• **Task statement**
Present the following entries again, word for word and in full.

Records from a data collection:

"""

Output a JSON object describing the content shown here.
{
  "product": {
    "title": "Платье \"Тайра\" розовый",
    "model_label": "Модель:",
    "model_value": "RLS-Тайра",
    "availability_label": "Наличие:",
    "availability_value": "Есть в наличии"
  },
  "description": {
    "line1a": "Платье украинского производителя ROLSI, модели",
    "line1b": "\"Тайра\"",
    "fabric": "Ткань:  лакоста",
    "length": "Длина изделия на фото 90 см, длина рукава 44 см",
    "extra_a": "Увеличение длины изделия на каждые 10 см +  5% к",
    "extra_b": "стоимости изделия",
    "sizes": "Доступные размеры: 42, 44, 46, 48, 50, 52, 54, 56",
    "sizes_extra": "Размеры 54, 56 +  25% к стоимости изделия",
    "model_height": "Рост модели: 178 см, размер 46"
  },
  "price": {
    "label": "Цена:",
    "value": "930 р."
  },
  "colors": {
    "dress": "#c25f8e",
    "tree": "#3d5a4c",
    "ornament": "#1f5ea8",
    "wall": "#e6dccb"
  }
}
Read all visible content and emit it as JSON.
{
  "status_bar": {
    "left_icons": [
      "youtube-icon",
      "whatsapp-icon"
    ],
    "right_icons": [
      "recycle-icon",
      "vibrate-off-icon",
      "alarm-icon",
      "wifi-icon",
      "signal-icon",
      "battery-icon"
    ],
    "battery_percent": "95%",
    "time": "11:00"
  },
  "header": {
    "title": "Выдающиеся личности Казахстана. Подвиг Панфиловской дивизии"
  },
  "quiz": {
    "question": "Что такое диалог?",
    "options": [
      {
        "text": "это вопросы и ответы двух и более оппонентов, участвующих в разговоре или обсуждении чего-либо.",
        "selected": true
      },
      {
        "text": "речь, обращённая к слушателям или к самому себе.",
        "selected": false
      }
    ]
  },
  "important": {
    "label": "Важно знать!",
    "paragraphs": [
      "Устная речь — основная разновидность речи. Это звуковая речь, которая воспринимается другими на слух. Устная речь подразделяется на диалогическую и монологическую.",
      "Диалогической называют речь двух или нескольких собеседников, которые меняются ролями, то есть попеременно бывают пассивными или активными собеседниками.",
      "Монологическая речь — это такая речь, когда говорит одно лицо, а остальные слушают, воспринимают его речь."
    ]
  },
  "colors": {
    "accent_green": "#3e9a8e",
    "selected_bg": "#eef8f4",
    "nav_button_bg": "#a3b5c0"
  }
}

"""

• **Task output**
Output a JSON object describing the content shown here.
{
  "product": {
    "title": "Платье \"Тайра\" розовый",
    "model_label": "Модель:",
    "model_value": "RLS-Тайра",
    "availability_label": "Наличие:",
    "availability_value": "Есть в наличии"
  },
  "description": {
    "line1a": "Платье украинского производителя ROLSI, модели",
    "line1b": "\"Тайра\"",
    "fabric": "Ткань:  лакоста",
    "length": "Длина изделия на фото 90 см, длина рукава 44 см",
    "extra_a": "Увеличение длины изделия на каждые 10 см +  5% к",
    "extra_b": "стоимости изделия",
    "sizes": "Доступные размеры: 42, 44, 46, 48, 50, 52, 54, 56",
    "sizes_extra": "Размеры 54, 56 +  25% к стоимости изделия",
    "model_height": "Рост модели: 178 см, размер 46"
  },
  "price": {
    "label": "Цена:",
    "value": "930 р."
  },
  "colors": {
    "dress": "#c25f8e",
    "tree": "#3d5a4c",
    "ornament": "#1f5ea8",
    "wall": "#e6dccb"
  }
}
Read all visible content and emit it as JSON.
{
  "status_bar": {
    "left_icons": [
      "youtube-icon",
      "whatsapp-icon"
    ],
    "right_icons": [
      "recycle-icon",
      "vibrate-off-icon",
      "alarm-icon",
      "wifi-icon",
      "signal-icon",
      "battery-icon"
    ],
    "battery_percent": "95%",
    "time": "11:00"
  },
  "header": {
    "title": "Выдающиеся личности Казахстана. Подвиг Панфиловской дивизии"
  },
  "quiz": {
    "question": "Что такое диалог?",
    "options": [
      {
        "text": "это вопросы и ответы двух и более оппонентов, участвующих в разговоре или обсуждении чего-либо.",
        "selected": true
      },
      {
        "text": "речь, обращённая к слушателям или к самому себе.",
        "selected": false
      }
    ]
  },
  "important": {
    "label": "Важно знать!",
    "paragraphs": [
      "Устная речь — основная разновидность речи. Это звуковая речь, которая воспринимается другими на слух. Устная речь подразделяется на диалогическую и монологическую.",
      "Диалогической называют речь двух или нескольких собеседников, которые меняются ролями, то есть попеременно бывают пассивными или активными собеседниками.",
      "Монологическая речь — это такая речь, когда говорит одно лицо, а остальные слушают, воспринимают его речь."
    ]
  },
  "colors": {
    "accent_green": "#3e9a8e",
    "selected_bg": "#eef8f4",
    "nav_button_bg": "#a3b5c0"
  }
}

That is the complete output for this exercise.